===== Records for the exercise =====
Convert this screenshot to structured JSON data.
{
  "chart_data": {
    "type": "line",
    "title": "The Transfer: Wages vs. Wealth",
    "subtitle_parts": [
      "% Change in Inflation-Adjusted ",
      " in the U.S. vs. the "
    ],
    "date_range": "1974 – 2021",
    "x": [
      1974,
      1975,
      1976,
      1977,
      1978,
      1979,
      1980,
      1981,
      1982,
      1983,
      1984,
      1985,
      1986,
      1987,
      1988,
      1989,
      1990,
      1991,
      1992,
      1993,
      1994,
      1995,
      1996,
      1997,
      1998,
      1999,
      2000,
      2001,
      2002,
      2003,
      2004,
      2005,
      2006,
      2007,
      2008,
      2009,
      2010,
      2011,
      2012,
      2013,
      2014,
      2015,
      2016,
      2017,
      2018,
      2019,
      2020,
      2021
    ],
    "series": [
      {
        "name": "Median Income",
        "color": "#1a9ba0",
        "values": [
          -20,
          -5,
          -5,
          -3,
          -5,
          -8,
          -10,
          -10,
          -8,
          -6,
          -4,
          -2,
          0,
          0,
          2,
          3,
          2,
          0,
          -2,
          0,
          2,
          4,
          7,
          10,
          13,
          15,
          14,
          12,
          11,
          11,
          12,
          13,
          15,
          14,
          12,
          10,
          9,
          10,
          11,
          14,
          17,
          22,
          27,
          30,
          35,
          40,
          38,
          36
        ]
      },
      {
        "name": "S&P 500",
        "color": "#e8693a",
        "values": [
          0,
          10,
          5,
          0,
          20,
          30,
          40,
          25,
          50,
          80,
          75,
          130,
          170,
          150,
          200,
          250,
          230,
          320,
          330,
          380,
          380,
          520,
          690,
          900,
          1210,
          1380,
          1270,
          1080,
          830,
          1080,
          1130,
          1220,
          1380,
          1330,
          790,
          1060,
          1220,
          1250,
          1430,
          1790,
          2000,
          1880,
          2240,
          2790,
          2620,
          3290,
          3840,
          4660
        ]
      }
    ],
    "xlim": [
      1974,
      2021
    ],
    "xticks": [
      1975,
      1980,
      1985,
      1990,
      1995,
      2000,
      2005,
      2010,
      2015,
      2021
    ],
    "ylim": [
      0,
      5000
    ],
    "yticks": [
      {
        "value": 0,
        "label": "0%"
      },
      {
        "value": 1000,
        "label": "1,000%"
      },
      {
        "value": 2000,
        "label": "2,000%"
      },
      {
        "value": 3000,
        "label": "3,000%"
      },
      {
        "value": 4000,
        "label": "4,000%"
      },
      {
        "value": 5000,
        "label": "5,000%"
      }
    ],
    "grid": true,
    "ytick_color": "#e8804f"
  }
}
=====
* Exercise objective: Find the lines above that contain the word "label" and collect them.

* Exercise output:
        "label": "0%"
        "label": "1,000%"
        "label": "2,000%"
        "label": "3,000%"
        "label": "4,000%"
        "label": "5,000%"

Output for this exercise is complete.